Supplied information:
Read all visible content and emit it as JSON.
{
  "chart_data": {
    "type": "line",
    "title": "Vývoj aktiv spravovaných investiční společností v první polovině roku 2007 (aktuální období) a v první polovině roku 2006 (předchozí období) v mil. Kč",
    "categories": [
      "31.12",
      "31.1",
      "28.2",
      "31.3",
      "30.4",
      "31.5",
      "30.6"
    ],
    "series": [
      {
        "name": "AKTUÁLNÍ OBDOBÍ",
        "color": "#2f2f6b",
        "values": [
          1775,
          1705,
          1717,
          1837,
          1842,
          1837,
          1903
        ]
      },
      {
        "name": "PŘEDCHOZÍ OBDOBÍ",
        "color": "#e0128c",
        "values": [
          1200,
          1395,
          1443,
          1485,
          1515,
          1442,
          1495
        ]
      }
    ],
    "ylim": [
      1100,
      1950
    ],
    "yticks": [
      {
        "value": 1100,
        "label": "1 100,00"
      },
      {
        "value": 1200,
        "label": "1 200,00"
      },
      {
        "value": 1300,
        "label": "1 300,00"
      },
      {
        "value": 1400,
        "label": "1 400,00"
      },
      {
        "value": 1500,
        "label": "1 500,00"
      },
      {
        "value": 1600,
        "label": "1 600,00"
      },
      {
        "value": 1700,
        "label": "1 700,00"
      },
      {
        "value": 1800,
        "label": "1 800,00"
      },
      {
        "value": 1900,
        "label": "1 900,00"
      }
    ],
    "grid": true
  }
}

Given exercise: Copy every line of the entries above in which "label" occurs.

Response:
        "label": "1 100,00"
        "label": "1 200,00"
        "label": "1 300,00"
        "label": "1 400,00"
        "label": "1 500,00"
        "label": "1 600,00"
        "label": "1 700,00"
        "label": "1 800,00"
        "label": "1 900,00"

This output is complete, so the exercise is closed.